Reproduce everything in the lines below, from the first line down to the line containing "bar-apr: [349, 171, 373, 387]", with both ends included.

***

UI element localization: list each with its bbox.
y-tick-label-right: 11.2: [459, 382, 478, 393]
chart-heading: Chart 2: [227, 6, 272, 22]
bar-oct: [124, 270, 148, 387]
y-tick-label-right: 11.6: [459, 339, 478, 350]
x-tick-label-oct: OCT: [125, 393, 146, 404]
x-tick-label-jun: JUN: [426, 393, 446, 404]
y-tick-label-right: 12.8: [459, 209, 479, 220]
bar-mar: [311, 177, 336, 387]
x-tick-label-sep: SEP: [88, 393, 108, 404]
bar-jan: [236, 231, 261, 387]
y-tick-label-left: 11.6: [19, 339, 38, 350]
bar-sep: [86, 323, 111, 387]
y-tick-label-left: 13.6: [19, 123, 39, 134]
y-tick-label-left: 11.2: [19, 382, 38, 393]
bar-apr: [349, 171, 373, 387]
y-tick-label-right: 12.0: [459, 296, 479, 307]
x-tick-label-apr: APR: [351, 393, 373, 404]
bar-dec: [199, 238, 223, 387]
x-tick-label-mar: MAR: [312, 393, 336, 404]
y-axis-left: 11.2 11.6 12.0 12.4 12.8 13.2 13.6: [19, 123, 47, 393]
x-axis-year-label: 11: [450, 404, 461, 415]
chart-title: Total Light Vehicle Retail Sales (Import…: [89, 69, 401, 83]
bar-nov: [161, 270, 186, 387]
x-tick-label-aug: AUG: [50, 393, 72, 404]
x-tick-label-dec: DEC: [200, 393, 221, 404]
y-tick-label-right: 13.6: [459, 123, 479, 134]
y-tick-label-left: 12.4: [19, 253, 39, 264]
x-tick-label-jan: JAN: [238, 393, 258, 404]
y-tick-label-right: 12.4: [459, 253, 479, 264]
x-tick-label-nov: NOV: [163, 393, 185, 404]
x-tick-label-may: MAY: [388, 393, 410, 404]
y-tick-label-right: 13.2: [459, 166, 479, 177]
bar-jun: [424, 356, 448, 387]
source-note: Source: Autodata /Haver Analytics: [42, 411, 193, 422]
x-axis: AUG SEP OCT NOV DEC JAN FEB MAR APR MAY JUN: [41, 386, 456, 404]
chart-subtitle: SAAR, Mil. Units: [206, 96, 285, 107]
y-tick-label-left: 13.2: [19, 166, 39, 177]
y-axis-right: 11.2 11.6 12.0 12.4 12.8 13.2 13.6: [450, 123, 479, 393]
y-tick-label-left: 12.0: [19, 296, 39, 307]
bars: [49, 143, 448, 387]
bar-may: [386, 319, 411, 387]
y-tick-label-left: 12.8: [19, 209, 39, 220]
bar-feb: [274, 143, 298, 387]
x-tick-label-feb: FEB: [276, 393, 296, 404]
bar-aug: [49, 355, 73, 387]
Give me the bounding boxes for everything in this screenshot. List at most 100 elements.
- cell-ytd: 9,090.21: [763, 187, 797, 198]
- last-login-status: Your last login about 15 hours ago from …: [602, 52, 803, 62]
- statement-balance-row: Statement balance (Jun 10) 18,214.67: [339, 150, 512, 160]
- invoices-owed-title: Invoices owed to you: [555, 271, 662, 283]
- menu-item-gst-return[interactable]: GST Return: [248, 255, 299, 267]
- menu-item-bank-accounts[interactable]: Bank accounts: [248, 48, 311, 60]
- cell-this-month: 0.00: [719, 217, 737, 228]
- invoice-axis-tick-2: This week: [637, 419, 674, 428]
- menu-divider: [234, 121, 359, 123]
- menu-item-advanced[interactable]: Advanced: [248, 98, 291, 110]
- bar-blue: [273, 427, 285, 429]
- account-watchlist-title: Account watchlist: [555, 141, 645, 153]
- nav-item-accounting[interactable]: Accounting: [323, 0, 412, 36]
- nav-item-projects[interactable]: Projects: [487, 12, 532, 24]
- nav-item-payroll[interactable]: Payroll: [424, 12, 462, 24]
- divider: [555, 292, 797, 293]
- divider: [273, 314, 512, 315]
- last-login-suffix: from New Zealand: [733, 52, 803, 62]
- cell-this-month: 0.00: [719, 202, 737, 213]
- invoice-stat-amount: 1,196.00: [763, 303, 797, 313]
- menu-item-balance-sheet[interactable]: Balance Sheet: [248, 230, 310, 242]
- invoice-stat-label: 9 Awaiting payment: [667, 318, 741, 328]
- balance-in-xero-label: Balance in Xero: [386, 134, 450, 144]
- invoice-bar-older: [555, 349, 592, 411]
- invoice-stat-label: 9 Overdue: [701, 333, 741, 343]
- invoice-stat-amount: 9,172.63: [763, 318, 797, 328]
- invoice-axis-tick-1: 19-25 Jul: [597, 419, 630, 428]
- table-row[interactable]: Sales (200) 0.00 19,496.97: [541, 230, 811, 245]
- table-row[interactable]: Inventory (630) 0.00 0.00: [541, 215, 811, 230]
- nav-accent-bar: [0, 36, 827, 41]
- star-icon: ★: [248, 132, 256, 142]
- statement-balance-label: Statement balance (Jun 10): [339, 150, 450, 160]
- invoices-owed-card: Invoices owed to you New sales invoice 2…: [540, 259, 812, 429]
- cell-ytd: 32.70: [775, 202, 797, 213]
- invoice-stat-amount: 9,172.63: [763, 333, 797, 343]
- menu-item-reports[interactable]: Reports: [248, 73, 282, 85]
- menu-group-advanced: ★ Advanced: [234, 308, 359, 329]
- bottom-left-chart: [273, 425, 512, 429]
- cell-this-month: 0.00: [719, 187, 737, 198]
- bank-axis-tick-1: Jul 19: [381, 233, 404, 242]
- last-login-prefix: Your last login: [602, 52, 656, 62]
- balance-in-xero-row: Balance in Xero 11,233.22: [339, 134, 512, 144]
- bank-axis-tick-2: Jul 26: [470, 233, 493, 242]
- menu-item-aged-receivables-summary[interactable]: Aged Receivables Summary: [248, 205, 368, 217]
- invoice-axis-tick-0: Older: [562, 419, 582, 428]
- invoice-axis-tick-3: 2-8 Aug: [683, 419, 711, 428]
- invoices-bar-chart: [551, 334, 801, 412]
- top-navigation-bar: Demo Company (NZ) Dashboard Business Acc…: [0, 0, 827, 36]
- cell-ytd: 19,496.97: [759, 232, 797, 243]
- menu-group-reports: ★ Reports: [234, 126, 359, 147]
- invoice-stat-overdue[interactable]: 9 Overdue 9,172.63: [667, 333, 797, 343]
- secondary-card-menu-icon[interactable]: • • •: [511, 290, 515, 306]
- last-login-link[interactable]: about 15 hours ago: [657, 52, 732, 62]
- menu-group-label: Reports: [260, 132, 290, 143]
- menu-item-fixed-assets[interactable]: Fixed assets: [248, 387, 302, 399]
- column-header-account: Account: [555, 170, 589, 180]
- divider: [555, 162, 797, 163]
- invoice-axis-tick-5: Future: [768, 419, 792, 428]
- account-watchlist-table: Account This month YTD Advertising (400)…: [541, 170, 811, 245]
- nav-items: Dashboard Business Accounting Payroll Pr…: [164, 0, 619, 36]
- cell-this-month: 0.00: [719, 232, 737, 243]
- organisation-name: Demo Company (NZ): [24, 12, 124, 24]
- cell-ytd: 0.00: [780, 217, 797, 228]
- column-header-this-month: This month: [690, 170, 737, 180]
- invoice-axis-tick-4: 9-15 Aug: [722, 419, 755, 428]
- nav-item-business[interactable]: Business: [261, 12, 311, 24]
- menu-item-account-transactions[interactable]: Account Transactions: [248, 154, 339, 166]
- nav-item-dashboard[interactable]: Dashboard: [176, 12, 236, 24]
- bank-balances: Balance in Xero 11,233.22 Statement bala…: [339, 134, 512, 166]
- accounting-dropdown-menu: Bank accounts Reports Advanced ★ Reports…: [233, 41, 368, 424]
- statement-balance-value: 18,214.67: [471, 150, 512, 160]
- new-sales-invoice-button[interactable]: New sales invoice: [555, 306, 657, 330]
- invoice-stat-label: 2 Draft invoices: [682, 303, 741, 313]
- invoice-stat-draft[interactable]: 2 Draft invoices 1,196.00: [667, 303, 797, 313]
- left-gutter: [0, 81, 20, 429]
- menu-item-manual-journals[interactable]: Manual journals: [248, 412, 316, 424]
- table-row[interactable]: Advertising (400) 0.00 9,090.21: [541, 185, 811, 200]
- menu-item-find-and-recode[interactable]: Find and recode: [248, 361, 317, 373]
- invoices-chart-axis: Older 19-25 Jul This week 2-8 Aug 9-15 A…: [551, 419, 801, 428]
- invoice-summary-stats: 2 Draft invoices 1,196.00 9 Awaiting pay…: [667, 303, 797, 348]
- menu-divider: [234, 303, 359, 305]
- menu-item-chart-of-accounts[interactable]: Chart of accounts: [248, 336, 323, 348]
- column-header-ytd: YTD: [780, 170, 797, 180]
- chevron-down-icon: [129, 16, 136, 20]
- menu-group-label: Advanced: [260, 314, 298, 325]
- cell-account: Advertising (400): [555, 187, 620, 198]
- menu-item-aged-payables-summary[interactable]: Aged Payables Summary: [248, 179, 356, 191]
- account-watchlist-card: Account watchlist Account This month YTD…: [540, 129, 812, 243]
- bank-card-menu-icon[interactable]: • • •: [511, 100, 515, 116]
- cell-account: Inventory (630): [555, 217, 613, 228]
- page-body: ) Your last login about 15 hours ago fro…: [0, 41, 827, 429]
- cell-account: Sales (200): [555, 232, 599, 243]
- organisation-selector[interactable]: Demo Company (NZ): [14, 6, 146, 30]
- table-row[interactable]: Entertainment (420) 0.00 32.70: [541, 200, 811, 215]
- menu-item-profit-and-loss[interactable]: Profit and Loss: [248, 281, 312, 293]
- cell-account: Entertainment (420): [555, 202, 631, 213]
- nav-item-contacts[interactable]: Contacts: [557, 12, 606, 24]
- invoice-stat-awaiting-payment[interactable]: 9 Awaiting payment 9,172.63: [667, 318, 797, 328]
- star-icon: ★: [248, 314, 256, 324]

***

**Written reply:**
UI element localization: list each with its bbox.
y-tick-label-right: 11.2: [459, 382, 478, 393]
chart-heading: Chart 2: [227, 6, 272, 22]
bar-oct: [124, 270, 148, 387]
y-tick-label-right: 11.6: [459, 339, 478, 350]
x-tick-label-oct: OCT: [125, 393, 146, 404]
x-tick-label-jun: JUN: [426, 393, 446, 404]
y-tick-label-right: 12.8: [459, 209, 479, 220]
bar-mar: [311, 177, 336, 387]
x-tick-label-sep: SEP: [88, 393, 108, 404]
bar-jan: [236, 231, 261, 387]
y-tick-label-left: 11.6: [19, 339, 38, 350]
bar-sep: [86, 323, 111, 387]
y-tick-label-left: 13.6: [19, 123, 39, 134]
y-tick-label-left: 11.2: [19, 382, 38, 393]
bar-apr: [349, 171, 373, 387]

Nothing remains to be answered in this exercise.